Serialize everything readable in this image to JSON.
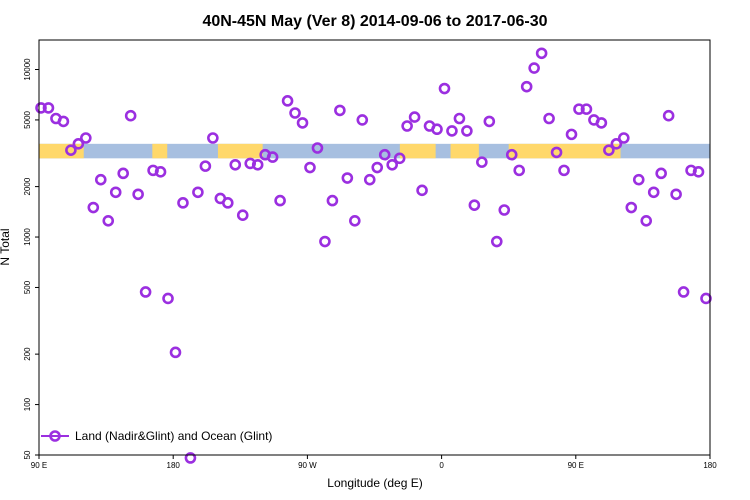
{
  "chart_data": {
    "type": "scatter",
    "title": "40N-45N May (Ver 8)   2014-09-06 to 2017-06-30",
    "xlabel": "Longitude (deg E)",
    "ylabel": "N Total",
    "x_axis": {
      "min": 90,
      "max": 450,
      "ticks": [
        {
          "value": 90,
          "label": "90 E"
        },
        {
          "value": 180,
          "label": "180"
        },
        {
          "value": 270,
          "label": "90 W"
        },
        {
          "value": 360,
          "label": "0"
        },
        {
          "value": 450,
          "label": "90 E"
        },
        {
          "value": 540,
          "label": "180"
        }
      ],
      "range_label_min": "90 E",
      "range_label_max": "180"
    },
    "y_axis": {
      "scale": "log",
      "min": 50,
      "max": 15000,
      "ticks": [
        {
          "value": 50,
          "label": "50"
        },
        {
          "value": 100,
          "label": "100"
        },
        {
          "value": 200,
          "label": "200"
        },
        {
          "value": 500,
          "label": "500"
        },
        {
          "value": 1000,
          "label": "1000"
        },
        {
          "value": 2000,
          "label": "2000"
        },
        {
          "value": 5000,
          "label": "5000"
        },
        {
          "value": 10000,
          "label": "10000"
        }
      ]
    },
    "legend": {
      "placement": "bottom-left",
      "entries": [
        {
          "label": "Land (Nadir&Glint) and Ocean (Glint)",
          "color": "#9b2fe0"
        }
      ]
    },
    "series": [
      {
        "name": "Land (Nadir&Glint) and Ocean (Glint)",
        "color": "#9b2fe0",
        "x_index": [
          0,
          1,
          2,
          3,
          4,
          5,
          6,
          7,
          8,
          9,
          10,
          11,
          12,
          13,
          14,
          15,
          16,
          17,
          18,
          19,
          20,
          21,
          22,
          23,
          24,
          25,
          26,
          27,
          28,
          29,
          30,
          31,
          32,
          33,
          34,
          35,
          36,
          37,
          38,
          39,
          40,
          41,
          42,
          43,
          44,
          45,
          46,
          47,
          48,
          49,
          50,
          51,
          52,
          53,
          54,
          55,
          56,
          57,
          58,
          59,
          60,
          61,
          62,
          63,
          64,
          65,
          66,
          67,
          68,
          69,
          70,
          71,
          72,
          73,
          74,
          75,
          76,
          77,
          78,
          79,
          80,
          81,
          82,
          83,
          84,
          85,
          86,
          87,
          88,
          89
        ],
        "values": [
          5900,
          5900,
          5100,
          4900,
          3300,
          3600,
          3900,
          1500,
          2200,
          1250,
          1850,
          2400,
          5300,
          1800,
          470,
          2500,
          2450,
          430,
          205,
          1600,
          48,
          1850,
          2650,
          3900,
          1700,
          1600,
          2700,
          1350,
          2750,
          2700,
          3100,
          3000,
          1650,
          6500,
          5500,
          4800,
          2600,
          3400,
          940,
          1650,
          5700,
          2250,
          1250,
          5000,
          2200,
          2600,
          3100,
          2700,
          2950,
          4600,
          5200,
          1900,
          4600,
          4400,
          7700,
          4300,
          5100,
          4300,
          1550,
          2800,
          4900,
          940,
          1450,
          3100,
          2500,
          7900,
          10200,
          12500,
          5100,
          3200,
          2500,
          4100,
          5800,
          5800,
          5000,
          4800,
          3300,
          3600,
          3900,
          1500,
          2200,
          1250,
          1850,
          2400,
          5300,
          1800,
          470,
          2500,
          2450,
          430
        ],
        "x_values_deg": []
      }
    ],
    "background_band": {
      "y_range": [
        2950,
        3600
      ],
      "colors": {
        "land": "#ffd86b",
        "ocean": "#a7bfe0"
      },
      "land_segments_deg": [
        [
          90,
          120
        ],
        [
          166,
          176
        ],
        [
          210,
          240
        ],
        [
          332,
          356
        ],
        [
          366,
          385
        ],
        [
          405,
          480
        ]
      ]
    },
    "grid": false
  }
}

· · · · ·

Copy out the entries verbatim and leave the images out.

Serialize everything readable in this image to JSON.
{
  "chart_data": {
    "type": "scatter",
    "title": "40N-45N May (Ver 8)   2014-09-06 to 2017-06-30",
    "xlabel": "Longitude (deg E)",
    "ylabel": "N Total",
    "x_axis": {
      "min": 90,
      "max": 450,
      "ticks": [
        {
          "value": 90,
          "label": "90 E"
        },
        {
          "value": 180,
          "label": "180"
        },
        {
          "value": 270,
          "label": "90 W"
        },
        {
          "value": 360,
          "label": "0"
        },
        {
          "value": 450,
          "label": "90 E"
        },
        {
          "value": 540,
          "label": "180"
        }
      ],
      "range_label_min": "90 E",
      "range_label_max": "180"
    },
    "y_axis": {
      "scale": "log",
      "min": 50,
      "max": 15000,
      "ticks": [
        {
          "value": 50,
          "label": "50"
        },
        {
          "value": 100,
          "label": "100"
        },
        {
          "value": 200,
          "label": "200"
        },
        {
          "value": 500,
          "label": "500"
        },
        {
          "value": 1000,
          "label": "1000"
        },
        {
          "value": 2000,
          "label": "2000"
        },
        {
          "value": 5000,
          "label": "5000"
        },
        {
          "value": 10000,
          "label": "10000"
        }
      ]
    },
    "legend": {
      "placement": "bottom-left",
      "entries": [
        {
          "label": "Land (Nadir&Glint) and Ocean (Glint)",
          "color": "#9b2fe0"
        }
      ]
    },
    "series": [
      {
        "name": "Land (Nadir&Glint) and Ocean (Glint)",
        "color": "#9b2fe0",
        "x_index": [
          0,
          1,
          2,
          3,
          4,
          5,
          6,
          7,
          8,
          9,
          10,
          11,
          12,
          13,
          14,
          15,
          16,
          17,
          18,
          19,
          20,
          21,
          22,
          23,
          24,
          25,
          26,
          27,
          28,
          29,
          30,
          31,
          32,
          33,
          34,
          35,
          36,
          37,
          38,
          39,
          40,
          41,
          42,
          43,
          44,
          45,
          46,
          47,
          48,
          49,
          50,
          51,
          52,
          53,
          54,
          55,
          56,
          57,
          58,
          59,
          60,
          61,
          62,
          63,
          64,
          65,
          66,
          67,
          68,
          69,
          70,
          71,
          72,
          73,
          74,
          75,
          76,
          77,
          78,
          79,
          80,
          81,
          82,
          83,
          84,
          85,
          86,
          87,
          88,
          89
        ],
        "values": [
          5900,
          5900,
          5100,
          4900,
          3300,
          3600,
          3900,
          1500,
          2200,
          1250,
          1850,
          2400,
          5300,
          1800,
          470,
          2500,
          2450,
          430,
          205,
          1600,
          48,
          1850,
          2650,
          3900,
          1700,
          1600,
          2700,
          1350,
          2750,
          2700,
          3100,
          3000,
          1650,
          6500,
          5500,
          4800,
          2600,
          3400,
          940,
          1650,
          5700,
          2250,
          1250,
          5000,
          2200,
          2600,
          3100,
          2700,
          2950,
          4600,
          5200,
          1900,
          4600,
          4400,
          7700,
          4300,
          5100,
          4300,
          1550,
          2800,
          4900,
          940,
          1450,
          3100,
          2500,
          7900,
          10200,
          12500,
          5100,
          3200,
          2500,
          4100,
          5800,
          5800,
          5000,
          4800,
          3300,
          3600,
          3900,
          1500,
          2200,
          1250,
          1850,
          2400,
          5300,
          1800,
          470,
          2500,
          2450,
          430
        ],
        "x_values_deg": []
      }
    ],
    "background_band": {
      "y_range": [
        2950,
        3600
      ],
      "colors": {
        "land": "#ffd86b",
        "ocean": "#a7bfe0"
      },
      "land_segments_deg": [
        [
          90,
          120
        ],
        [
          166,
          176
        ],
        [
          210,
          240
        ],
        [
          332,
          356
        ],
        [
          366,
          385
        ],
        [
          405,
          480
        ]
      ]
    },
    "grid": false
  }
}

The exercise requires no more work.